■ The problem ■
Give every line of the material again, exactly as written.

■ Data records ■
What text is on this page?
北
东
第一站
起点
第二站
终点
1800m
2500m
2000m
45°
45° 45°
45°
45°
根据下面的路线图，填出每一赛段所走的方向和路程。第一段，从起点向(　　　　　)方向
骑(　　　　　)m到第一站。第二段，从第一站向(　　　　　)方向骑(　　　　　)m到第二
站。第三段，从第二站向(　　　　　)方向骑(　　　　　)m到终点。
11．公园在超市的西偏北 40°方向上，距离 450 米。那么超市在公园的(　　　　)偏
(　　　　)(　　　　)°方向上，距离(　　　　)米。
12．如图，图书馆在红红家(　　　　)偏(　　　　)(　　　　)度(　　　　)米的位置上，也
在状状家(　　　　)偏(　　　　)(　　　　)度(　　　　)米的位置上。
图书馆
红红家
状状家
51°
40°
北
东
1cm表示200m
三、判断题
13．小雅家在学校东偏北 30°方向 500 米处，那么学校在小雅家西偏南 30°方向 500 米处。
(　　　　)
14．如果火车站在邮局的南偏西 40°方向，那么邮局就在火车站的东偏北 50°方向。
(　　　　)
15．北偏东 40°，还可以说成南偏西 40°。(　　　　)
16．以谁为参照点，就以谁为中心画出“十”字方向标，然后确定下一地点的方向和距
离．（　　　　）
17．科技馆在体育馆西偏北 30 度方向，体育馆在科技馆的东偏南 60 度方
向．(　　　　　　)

■ Correct result ■
What text is on this page?
北
东
第一站
起点
第二站
终点
1800m
2500m
2000m
45°
45° 45°
45°
45°
根据下面的路线图，填出每一赛段所走的方向和路程。第一段，从起点向(　　　　　)方向
骑(　　　　　)m到第一站。第二段，从第一站向(　　　　　)方向骑(　　　　　)m到第二
站。第三段，从第二站向(　　　　　)方向骑(　　　　　)m到终点。
11．公园在超市的西偏北 40°方向上，距离 450 米。那么超市在公园的(　　　　)偏
(　　　　)(　　　　)°方向上，距离(　　　　)米。
12．如图，图书馆在红红家(　　　　)偏(　　　　)(　　　　)度(　　　　)米的位置上，也
在状状家(　　　　)偏(　　　　)(　　　　)度(　　　　)米的位置上。
图书馆
红红家
状状家
51°
40°
北
东
1cm表示200m
三、判断题
13．小雅家在学校东偏北 30°方向 500 米处，那么学校在小雅家西偏南 30°方向 500 米处。
(　　　　)
14．如果火车站在邮局的南偏西 40°方向，那么邮局就在火车站的东偏北 50°方向。
(　　　　)
15．北偏东 40°，还可以说成南偏西 40°。(　　　　)
16．以谁为参照点，就以谁为中心画出“十”字方向标，然后确定下一地点的方向和距
离．（　　　　）
17．科技馆在体育馆西偏北 30 度方向，体育馆在科技馆的东偏南 60 度方
向．(　　　　　　)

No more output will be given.